=== WORK INSTRUCTIONS ===
1. Decide whether each statement agrees with the report on varicella zoster vasculopathy below. For each, answer yes or no and quote the words from the report that decide it. (a) Apart from systemic lupus erythematosus, the woman had no traditional cardiovascular risk factors. (b) She was given intravenous acyclovir for 14 days. (c) Plasma autoimmune biomarkers rose at some point during her illness.
2. From the report on varicella zoster vasculopathy below, extract word for word the part that opens with the words containing "Varicella zoster virus (VZV) is" and closes with "immuno-compromised patients [1].".

======== PASSAGE FOR REVIEW ========

BACKGROUND: Varicella zoster virus (VZV) infection can increase the risk of cerebrovascular disease, involving small and large arteries, especially in immunosuppressed patients with ophthalmic division of the trigeminal nerve involvement. We present the case of a patient with intracerebral VZV vasculopathy without overt clinical manifestation but with abnormal imaging findings in the brain magnetic resonance (MR).

CASE REPORT: A 59-year-old woman with systemic lupus erythematosus (SLE), without other traditional cardiovascular risk factors, presented to the hospital due to headache, vertical diplopia, decreased of visual acuity of right eye, and disseminated varicella zoster virus (VZV) infection with predominant skin lesions distributed along the ophthalmic division of the right trigeminal nerve. Cerebrospinal fluid (CSF) testing revealed meningitis and positive polymerase chain reaction (PCR) for VZV, and a brain MRI scan showed a right occipital hemorrhagic lesion; thus, she was diagnosed with disseminated VZV infection with neurological involvement. She received intravenous acyclovir for 10 days. One month later, a physical examination was unremarkable and she was asymptomatic, but control brain MR angiography showed stenosis of the right internal carotid and the right middle cerebral artery, compatible with VZV vasculopathy. The PCR for VZV turned negative in CSF but the titers of anti-VZV IgG antibodies in CSF were high, and no increase of plasma autoimmune biomarkers were detected at any time in the course of the clinical evolution.

CONCLUSIONS: Discordance between imaging findings and clinical manifestations can appear in intracerebral VZV vasculopathy. A differential diagnosis is mandatory, especially if there is underlying immunosuppression.

Keywords: Vasculitis, Central Nervous System, Lupus Erythematosus, Systemic, Encephalitis, Varicella Zoster

Background

Varicella zoster virus (VZV) is a neurotropic alpha-herpesvirus that can remain latent in the autonomic, dorsal root, and sensory ganglia, including the trigeminal ganglion, after primary infection. Reactivation of VZV via trigeminal or hematogenous pathway of the sympathetic nervous system can lead to virus spread to cerebral arteries [1,2]. The virus infects the arterial tissue and this can contribute to persistent inflammation, particularly if there is previous damage from pre-existing vascular risk factors, thus increasing the risk of cerebrovascular disease [3], especially stroke, with a nearly 35% higher rate than in populations without previous infection [4]. Cerebrovascular VZV involvement is mostly seen in immuno-compromised patients [1].

We present a case of a patient with systemic lupus erythematosus (SLE) that could be a previous risk factor of arterial tissue inflammation, who developed intracerebral vasculopathy secondary to disseminated VZV. Clinical management and a brief differential diagnosis approach are described.

======== RECORDS PROVIDED ========

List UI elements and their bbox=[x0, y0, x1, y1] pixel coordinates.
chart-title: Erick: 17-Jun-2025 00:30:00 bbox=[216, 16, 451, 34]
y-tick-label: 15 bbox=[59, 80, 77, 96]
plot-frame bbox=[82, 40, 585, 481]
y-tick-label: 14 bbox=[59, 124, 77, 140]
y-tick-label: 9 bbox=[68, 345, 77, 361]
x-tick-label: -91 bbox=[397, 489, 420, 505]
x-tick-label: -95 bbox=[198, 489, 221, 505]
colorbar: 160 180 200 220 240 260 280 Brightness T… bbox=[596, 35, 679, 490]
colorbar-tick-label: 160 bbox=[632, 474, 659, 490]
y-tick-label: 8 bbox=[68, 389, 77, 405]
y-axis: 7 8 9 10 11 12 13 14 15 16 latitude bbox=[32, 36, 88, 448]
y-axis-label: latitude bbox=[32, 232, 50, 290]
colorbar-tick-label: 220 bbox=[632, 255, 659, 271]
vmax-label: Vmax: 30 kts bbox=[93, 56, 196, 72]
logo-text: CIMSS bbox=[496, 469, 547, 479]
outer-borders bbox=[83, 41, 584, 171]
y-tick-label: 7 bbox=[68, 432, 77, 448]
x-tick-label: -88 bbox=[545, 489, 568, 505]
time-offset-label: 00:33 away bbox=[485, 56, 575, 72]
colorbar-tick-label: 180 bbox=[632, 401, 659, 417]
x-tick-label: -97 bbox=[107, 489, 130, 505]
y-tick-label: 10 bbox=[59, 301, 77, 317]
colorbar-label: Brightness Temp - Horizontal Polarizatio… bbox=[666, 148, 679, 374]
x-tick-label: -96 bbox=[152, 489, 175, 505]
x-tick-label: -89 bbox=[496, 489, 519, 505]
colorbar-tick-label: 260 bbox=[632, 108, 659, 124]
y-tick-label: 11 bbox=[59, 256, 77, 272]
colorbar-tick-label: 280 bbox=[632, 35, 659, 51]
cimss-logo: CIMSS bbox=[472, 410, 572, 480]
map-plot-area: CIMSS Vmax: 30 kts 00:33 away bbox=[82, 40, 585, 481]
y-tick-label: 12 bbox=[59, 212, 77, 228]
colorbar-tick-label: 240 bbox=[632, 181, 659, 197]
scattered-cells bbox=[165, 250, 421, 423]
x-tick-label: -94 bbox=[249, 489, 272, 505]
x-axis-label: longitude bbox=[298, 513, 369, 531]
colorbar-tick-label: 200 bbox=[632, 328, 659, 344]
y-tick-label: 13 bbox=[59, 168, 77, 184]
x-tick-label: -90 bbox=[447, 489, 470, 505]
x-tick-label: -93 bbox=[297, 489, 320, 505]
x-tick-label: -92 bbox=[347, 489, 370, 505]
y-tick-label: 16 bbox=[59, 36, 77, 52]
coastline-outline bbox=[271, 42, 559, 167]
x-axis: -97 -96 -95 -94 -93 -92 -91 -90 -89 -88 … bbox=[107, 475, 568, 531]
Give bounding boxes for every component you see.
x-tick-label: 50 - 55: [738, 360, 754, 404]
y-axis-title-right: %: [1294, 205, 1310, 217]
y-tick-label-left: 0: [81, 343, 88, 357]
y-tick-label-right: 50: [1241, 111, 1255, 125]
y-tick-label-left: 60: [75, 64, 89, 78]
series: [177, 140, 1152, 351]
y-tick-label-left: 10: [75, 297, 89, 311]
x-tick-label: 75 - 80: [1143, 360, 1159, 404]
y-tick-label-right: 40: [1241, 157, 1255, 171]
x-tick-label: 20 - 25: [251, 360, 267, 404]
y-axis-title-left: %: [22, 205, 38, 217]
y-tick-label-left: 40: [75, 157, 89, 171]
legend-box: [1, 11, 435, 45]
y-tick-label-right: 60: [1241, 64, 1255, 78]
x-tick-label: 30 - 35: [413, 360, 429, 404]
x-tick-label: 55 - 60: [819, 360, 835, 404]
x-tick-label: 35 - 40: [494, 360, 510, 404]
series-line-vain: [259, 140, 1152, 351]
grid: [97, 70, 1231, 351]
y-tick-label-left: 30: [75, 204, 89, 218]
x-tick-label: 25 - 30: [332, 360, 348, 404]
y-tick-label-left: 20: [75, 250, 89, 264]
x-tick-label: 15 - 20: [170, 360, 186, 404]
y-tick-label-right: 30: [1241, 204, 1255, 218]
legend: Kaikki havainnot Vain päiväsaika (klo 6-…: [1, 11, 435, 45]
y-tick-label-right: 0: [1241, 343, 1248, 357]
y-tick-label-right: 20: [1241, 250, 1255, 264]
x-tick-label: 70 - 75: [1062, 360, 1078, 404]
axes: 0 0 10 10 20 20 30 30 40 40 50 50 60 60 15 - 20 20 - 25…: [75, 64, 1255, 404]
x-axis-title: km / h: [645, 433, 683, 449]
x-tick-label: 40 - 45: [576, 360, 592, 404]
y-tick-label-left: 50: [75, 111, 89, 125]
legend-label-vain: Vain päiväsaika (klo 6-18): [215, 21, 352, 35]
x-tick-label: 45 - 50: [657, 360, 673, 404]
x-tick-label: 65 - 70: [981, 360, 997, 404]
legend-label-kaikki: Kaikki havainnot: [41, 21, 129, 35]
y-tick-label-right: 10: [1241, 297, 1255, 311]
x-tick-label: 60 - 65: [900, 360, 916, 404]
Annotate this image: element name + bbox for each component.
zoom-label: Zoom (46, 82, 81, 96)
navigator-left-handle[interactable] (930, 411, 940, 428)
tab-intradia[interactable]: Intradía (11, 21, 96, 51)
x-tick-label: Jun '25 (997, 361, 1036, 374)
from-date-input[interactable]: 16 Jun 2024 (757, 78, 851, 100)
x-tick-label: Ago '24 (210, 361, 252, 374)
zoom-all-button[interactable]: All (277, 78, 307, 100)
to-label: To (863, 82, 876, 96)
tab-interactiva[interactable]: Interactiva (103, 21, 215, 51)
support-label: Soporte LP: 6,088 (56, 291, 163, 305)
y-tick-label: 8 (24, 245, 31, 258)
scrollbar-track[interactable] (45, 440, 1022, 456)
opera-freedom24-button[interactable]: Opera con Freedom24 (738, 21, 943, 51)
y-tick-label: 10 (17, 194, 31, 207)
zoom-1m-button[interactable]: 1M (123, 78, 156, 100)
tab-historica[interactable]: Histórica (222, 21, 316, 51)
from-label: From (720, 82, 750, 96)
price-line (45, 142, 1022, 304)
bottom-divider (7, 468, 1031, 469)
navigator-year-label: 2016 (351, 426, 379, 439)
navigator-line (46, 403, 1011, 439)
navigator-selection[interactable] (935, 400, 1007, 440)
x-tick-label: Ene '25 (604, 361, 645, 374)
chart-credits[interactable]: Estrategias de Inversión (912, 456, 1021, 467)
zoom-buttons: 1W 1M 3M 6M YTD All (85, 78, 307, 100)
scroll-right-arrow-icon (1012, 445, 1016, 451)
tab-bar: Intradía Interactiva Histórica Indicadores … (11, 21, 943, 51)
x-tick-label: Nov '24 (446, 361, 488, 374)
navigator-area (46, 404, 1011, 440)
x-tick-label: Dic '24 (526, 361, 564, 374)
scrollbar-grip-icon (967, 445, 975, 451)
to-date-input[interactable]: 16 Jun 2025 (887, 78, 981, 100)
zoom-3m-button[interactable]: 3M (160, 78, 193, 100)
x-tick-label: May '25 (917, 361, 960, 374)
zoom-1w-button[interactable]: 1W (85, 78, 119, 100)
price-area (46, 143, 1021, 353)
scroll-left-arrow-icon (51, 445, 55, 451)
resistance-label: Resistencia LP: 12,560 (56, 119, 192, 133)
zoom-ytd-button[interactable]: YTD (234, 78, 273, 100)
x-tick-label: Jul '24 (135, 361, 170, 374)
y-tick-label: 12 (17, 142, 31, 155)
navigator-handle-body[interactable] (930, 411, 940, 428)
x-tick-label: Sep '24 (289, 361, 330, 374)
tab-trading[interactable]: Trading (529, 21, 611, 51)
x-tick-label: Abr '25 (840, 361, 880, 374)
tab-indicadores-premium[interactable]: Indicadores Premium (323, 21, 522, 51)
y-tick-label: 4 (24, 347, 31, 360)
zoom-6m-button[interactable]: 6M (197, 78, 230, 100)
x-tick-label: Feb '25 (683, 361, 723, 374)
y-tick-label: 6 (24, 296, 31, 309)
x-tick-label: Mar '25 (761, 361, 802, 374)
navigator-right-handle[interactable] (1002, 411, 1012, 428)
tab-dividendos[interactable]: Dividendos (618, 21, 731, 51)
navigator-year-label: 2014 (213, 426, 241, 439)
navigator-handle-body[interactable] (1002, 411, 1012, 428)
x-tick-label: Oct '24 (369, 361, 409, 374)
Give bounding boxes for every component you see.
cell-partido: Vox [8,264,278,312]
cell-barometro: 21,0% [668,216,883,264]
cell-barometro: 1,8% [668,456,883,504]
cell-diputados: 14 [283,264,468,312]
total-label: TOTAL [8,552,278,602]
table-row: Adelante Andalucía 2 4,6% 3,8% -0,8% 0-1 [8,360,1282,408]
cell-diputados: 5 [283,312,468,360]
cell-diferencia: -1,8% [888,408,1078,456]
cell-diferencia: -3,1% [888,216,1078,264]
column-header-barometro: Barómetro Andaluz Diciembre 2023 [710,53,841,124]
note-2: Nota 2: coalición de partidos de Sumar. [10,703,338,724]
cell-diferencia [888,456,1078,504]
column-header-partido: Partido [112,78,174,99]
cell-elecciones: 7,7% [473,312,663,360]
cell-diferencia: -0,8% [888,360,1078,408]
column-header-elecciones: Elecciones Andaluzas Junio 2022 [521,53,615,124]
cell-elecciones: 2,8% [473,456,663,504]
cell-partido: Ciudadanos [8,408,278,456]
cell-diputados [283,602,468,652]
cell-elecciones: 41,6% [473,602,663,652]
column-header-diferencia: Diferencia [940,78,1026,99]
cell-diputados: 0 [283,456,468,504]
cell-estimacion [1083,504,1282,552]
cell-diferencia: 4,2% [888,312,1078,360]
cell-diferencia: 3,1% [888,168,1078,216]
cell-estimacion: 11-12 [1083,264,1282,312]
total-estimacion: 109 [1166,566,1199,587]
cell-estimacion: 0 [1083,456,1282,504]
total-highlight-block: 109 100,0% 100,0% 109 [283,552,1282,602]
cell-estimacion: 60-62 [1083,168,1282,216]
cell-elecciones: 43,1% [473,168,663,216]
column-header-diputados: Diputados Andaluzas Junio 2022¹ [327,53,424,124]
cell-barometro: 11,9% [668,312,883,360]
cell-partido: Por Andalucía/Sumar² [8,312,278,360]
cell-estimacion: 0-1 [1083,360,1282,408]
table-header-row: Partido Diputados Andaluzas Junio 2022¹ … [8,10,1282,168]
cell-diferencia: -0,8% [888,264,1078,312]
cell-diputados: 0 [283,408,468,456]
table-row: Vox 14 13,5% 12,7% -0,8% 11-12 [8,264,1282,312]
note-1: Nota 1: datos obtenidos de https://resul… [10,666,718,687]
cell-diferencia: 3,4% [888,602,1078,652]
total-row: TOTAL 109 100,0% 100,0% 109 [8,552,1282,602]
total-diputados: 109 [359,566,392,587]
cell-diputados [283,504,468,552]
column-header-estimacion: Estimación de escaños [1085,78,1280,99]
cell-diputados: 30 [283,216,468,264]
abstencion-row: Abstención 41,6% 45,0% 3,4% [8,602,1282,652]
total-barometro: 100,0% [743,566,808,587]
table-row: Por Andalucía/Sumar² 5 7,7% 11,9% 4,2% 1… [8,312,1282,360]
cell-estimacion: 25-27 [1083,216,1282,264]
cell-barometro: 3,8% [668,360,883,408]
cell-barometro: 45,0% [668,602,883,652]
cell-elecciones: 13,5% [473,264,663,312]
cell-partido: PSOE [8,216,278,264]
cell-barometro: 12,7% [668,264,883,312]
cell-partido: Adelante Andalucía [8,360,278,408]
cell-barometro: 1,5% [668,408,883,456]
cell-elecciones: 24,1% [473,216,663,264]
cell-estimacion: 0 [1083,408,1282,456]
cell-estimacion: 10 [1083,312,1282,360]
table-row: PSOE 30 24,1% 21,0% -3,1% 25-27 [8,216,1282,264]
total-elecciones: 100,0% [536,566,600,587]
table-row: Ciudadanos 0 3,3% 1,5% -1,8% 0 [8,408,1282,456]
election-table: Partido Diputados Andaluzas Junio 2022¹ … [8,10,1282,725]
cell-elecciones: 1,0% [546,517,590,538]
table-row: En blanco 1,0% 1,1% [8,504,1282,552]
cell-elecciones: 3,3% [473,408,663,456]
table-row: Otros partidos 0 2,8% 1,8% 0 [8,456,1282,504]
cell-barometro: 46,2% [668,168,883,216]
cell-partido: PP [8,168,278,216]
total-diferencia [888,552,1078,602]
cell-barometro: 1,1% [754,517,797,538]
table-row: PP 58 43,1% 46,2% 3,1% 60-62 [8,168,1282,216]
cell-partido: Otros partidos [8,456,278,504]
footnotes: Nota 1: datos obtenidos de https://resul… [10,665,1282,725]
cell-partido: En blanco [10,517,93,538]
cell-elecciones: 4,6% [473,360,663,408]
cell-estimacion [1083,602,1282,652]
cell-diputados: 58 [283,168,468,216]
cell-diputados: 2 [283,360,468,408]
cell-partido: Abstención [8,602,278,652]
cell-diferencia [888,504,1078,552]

========

=== SOLUTIONS IN ORDER ===
1.
(a) Yes: "without other traditional cardiovascular risk factors"
(b) No: "She received intravenous acyclovir for 10 days."
(c) No: "no increase of plasma autoimmune biomarkers were detected at any time in the course of the clinical evolution"

2.
Varicella zoster virus (VZV) is a neurotropic alpha-herpesvirus that can remain latent in the autonomic, dorsal root, and sensory ganglia, including the trigeminal ganglion, after primary infection. Reactivation of VZV via trigeminal or hematogenous pathway of the sympathetic nervous system can lead to virus spread to cerebral arteries [1,2]. The virus infects the arterial tissue and this can contribute to persistent inflammation, particularly if there is previous damage from pre-existing vascular risk factors, thus increasing the risk of cerebrovascular disease [3], especially stroke, with a nearly 35% higher rate than in populations without previous infection [4]. Cerebrovascular VZV involvement is mostly seen in immuno-compromised patients [1].